### GOAL
Your task is to repeat the records exactly from the line containing "What does this" onward, through the final line.

(Collected data)
------------------------------------
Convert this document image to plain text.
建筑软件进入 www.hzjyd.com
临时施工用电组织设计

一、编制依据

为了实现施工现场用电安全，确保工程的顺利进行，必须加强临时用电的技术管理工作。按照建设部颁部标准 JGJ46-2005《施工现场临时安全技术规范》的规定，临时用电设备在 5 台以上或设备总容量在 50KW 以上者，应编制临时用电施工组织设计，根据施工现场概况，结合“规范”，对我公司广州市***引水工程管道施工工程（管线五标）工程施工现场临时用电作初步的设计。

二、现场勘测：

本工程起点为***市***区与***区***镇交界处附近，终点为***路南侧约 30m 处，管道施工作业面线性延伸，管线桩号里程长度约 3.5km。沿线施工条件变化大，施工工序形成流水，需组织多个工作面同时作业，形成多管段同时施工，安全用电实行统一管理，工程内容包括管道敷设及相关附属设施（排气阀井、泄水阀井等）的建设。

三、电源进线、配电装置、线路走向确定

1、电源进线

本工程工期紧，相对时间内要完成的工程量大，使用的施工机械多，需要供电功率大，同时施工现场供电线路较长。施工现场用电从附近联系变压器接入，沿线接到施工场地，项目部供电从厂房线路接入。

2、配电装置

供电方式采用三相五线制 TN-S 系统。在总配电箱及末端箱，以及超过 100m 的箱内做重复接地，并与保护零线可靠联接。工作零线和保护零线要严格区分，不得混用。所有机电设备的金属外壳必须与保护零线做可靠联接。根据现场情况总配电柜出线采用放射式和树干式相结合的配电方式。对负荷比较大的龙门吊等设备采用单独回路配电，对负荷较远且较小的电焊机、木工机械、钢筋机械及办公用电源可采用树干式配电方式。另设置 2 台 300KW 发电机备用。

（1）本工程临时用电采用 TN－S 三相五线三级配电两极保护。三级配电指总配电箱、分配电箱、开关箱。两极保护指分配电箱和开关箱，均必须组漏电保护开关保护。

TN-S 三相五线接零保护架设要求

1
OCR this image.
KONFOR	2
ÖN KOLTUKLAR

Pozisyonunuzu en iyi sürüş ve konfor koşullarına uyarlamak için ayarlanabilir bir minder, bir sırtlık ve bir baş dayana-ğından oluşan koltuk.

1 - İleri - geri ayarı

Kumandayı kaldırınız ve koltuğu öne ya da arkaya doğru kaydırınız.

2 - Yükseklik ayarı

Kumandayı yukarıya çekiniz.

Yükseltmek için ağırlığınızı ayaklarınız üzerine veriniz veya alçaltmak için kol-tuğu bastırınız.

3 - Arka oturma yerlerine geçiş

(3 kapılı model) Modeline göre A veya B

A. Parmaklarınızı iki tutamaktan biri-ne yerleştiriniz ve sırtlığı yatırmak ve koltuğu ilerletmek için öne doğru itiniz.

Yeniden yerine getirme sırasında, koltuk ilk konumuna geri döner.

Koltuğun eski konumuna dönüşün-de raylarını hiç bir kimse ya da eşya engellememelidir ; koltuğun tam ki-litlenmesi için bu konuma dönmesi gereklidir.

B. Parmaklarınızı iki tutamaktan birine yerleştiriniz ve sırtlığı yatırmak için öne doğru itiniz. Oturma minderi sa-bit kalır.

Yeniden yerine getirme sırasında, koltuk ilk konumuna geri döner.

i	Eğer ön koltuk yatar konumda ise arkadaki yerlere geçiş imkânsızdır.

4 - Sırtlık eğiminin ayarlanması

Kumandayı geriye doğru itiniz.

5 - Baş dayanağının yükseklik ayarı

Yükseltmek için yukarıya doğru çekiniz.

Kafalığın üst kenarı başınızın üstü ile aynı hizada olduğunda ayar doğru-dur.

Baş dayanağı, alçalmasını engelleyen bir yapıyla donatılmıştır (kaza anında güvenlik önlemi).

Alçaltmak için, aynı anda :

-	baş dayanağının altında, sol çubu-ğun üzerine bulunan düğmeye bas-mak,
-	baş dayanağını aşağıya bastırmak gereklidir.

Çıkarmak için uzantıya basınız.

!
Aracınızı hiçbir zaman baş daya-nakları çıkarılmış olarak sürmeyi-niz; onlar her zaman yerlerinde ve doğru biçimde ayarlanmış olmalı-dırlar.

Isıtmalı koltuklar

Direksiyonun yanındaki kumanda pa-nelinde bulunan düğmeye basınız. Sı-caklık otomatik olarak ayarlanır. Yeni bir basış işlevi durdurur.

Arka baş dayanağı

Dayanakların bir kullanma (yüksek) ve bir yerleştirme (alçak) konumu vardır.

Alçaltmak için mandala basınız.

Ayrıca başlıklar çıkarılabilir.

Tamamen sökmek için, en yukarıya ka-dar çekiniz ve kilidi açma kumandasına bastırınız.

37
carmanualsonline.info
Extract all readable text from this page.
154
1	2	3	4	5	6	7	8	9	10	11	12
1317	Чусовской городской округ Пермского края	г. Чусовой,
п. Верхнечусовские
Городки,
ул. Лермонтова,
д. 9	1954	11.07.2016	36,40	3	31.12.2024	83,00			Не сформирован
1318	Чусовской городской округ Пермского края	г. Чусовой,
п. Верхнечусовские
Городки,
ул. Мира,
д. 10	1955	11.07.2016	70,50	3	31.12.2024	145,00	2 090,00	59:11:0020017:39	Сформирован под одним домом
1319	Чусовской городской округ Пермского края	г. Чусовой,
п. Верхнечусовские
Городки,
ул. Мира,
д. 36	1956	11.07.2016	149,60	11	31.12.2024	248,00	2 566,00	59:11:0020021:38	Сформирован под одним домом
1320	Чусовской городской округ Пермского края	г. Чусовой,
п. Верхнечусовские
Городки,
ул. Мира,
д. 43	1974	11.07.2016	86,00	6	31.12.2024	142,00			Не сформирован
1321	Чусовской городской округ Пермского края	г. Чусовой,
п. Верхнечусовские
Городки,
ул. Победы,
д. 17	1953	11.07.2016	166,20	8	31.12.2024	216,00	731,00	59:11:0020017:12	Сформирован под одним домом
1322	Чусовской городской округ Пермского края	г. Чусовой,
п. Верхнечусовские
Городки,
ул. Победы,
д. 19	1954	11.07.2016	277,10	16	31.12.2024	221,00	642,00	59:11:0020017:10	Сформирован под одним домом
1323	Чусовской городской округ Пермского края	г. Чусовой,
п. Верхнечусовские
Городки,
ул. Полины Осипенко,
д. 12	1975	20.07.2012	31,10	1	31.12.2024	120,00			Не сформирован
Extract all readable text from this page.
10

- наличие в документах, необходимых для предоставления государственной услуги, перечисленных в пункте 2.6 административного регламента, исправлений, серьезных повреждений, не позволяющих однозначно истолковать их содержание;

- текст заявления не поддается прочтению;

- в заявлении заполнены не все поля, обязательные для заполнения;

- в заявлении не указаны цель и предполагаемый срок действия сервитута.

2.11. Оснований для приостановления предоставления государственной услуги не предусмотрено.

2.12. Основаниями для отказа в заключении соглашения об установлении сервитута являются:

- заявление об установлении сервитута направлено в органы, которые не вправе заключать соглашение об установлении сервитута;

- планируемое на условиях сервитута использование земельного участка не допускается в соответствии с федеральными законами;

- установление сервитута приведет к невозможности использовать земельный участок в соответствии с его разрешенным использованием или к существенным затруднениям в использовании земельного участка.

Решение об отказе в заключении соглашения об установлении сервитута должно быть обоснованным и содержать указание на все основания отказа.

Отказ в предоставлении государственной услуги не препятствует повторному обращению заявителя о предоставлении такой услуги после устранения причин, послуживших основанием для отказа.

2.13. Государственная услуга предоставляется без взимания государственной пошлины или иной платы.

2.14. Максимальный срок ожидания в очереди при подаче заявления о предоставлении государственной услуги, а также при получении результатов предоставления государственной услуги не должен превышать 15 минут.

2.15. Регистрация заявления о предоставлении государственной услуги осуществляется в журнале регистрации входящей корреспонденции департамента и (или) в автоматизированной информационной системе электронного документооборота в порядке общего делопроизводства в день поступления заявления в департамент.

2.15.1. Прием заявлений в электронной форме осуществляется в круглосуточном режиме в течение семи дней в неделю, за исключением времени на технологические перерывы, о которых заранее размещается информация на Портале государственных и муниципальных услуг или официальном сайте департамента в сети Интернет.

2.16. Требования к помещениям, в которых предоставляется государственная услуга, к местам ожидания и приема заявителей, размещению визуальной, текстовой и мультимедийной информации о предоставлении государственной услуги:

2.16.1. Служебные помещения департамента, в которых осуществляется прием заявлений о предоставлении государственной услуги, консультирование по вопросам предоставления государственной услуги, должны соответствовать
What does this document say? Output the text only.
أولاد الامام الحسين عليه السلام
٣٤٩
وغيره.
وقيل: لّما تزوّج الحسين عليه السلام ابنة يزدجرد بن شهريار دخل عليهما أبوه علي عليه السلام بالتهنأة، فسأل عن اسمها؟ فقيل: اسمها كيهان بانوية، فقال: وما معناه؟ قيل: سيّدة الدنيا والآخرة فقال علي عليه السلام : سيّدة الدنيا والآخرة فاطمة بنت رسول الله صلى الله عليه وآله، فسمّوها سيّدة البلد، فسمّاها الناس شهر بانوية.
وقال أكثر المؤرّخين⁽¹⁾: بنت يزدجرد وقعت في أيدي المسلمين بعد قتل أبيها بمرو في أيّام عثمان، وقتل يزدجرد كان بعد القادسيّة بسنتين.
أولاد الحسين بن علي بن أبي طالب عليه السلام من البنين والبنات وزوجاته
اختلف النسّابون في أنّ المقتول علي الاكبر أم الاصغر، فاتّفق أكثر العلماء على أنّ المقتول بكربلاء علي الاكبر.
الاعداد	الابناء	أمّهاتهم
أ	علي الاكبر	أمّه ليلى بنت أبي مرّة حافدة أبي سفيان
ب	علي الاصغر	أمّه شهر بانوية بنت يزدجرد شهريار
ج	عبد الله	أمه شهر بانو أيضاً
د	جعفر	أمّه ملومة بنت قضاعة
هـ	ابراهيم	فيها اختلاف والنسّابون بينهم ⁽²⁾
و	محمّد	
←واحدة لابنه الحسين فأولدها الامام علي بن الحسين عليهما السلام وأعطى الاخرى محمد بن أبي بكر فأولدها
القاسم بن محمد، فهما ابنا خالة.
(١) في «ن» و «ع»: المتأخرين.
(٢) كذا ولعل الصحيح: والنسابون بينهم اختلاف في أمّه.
------------------------------------
### SOLUTION TO THE EXERCISE
What does this document say? Output the text only.
أولاد الامام الحسين عليه السلام
٣٤٩
وغيره.
وقيل: لّما تزوّج الحسين عليه السلام ابنة يزدجرد بن شهريار دخل عليهما أبوه علي عليه السلام بالتهنأة، فسأل عن اسمها؟ فقيل: اسمها كيهان بانوية، فقال: وما معناه؟ قيل: سيّدة الدنيا والآخرة فقال علي عليه السلام : سيّدة الدنيا والآخرة فاطمة بنت رسول الله صلى الله عليه وآله، فسمّوها سيّدة البلد، فسمّاها الناس شهر بانوية.
وقال أكثر المؤرّخين⁽¹⁾: بنت يزدجرد وقعت في أيدي المسلمين بعد قتل أبيها بمرو في أيّام عثمان، وقتل يزدجرد كان بعد القادسيّة بسنتين.
أولاد الحسين بن علي بن أبي طالب عليه السلام من البنين والبنات وزوجاته
اختلف النسّابون في أنّ المقتول علي الاكبر أم الاصغر، فاتّفق أكثر العلماء على أنّ المقتول بكربلاء علي الاكبر.
الاعداد	الابناء	أمّهاتهم
أ	علي الاكبر	أمّه ليلى بنت أبي مرّة حافدة أبي سفيان
ب	علي الاصغر	أمّه شهر بانوية بنت يزدجرد شهريار
ج	عبد الله	أمه شهر بانو أيضاً
د	جعفر	أمّه ملومة بنت قضاعة
هـ	ابراهيم	فيها اختلاف والنسّابون بينهم ⁽²⁾
و	محمّد	
←واحدة لابنه الحسين فأولدها الامام علي بن الحسين عليهما السلام وأعطى الاخرى محمد بن أبي بكر فأولدها
القاسم بن محمد، فهما ابنا خالة.
(١) في «ن» و «ع»: المتأخرين.
(٢) كذا ولعل الصحيح: والنسابون بينهم اختلاف في أمّه.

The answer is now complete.